- EXERCISE: Reproduce all of the data exactly.

Saved entries
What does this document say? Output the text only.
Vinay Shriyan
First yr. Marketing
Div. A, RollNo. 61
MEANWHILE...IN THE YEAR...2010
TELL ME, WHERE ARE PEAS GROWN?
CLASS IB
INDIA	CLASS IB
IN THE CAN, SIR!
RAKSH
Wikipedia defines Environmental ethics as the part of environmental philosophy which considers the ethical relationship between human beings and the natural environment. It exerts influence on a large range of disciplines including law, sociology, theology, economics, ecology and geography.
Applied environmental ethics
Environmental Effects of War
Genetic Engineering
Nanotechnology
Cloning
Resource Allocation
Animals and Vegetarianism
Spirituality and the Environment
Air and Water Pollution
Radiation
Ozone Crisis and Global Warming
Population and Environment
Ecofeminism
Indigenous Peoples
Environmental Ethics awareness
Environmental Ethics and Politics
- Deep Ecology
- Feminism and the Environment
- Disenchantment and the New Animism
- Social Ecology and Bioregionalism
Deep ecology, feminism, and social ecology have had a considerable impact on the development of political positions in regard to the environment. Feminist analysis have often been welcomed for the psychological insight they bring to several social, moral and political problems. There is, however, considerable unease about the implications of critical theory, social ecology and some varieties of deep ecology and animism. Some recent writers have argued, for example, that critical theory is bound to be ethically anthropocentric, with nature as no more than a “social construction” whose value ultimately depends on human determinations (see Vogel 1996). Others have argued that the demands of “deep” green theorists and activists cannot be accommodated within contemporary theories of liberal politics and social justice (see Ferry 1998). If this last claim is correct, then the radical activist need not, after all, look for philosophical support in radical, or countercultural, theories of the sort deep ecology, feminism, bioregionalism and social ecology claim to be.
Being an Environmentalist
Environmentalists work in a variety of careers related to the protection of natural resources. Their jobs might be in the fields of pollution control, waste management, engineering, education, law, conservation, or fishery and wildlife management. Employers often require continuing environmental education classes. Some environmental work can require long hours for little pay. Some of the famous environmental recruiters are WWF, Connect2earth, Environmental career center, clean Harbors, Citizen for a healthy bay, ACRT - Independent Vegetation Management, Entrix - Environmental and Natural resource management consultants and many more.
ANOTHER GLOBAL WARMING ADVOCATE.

- FINISHED EXERCISE:
What does this document say? Output the text only.
Vinay Shriyan
First yr. Marketing
Div. A, RollNo. 61
MEANWHILE...IN THE YEAR...2010
TELL ME, WHERE ARE PEAS GROWN?
CLASS IB
INDIA	CLASS IB
IN THE CAN, SIR!
RAKSH
Wikipedia defines Environmental ethics as the part of environmental philosophy which considers the ethical relationship between human beings and the natural environment. It exerts influence on a large range of disciplines including law, sociology, theology, economics, ecology and geography.
Applied environmental ethics
Environmental Effects of War
Genetic Engineering
Nanotechnology
Cloning
Resource Allocation
Animals and Vegetarianism
Spirituality and the Environment
Air and Water Pollution
Radiation
Ozone Crisis and Global Warming
Population and Environment
Ecofeminism
Indigenous Peoples
Environmental Ethics awareness
Environmental Ethics and Politics
- Deep Ecology
- Feminism and the Environment
- Disenchantment and the New Animism
- Social Ecology and Bioregionalism
Deep ecology, feminism, and social ecology have had a considerable impact on the development of political positions in regard to the environment. Feminist analysis have often been welcomed for the psychological insight they bring to several social, moral and political problems. There is, however, considerable unease about the implications of critical theory, social ecology and some varieties of deep ecology and animism. Some recent writers have argued, for example, that critical theory is bound to be ethically anthropocentric, with nature as no more than a “social construction” whose value ultimately depends on human determinations (see Vogel 1996). Others have argued that the demands of “deep” green theorists and activists cannot be accommodated within contemporary theories of liberal politics and social justice (see Ferry 1998). If this last claim is correct, then the radical activist need not, after all, look for philosophical support in radical, or countercultural, theories of the sort deep ecology, feminism, bioregionalism and social ecology claim to be.
Being an Environmentalist
Environmentalists work in a variety of careers related to the protection of natural resources. Their jobs might be in the fields of pollution control, waste management, engineering, education, law, conservation, or fishery and wildlife management. Employers often require continuing environmental education classes. Some environmental work can require long hours for little pay. Some of the famous environmental recruiters are WWF, Connect2earth, Environmental career center, clean Harbors, Citizen for a healthy bay, ACRT - Independent Vegetation Management, Entrix - Environmental and Natural resource management consultants and many more.
ANOTHER GLOBAL WARMING ADVOCATE.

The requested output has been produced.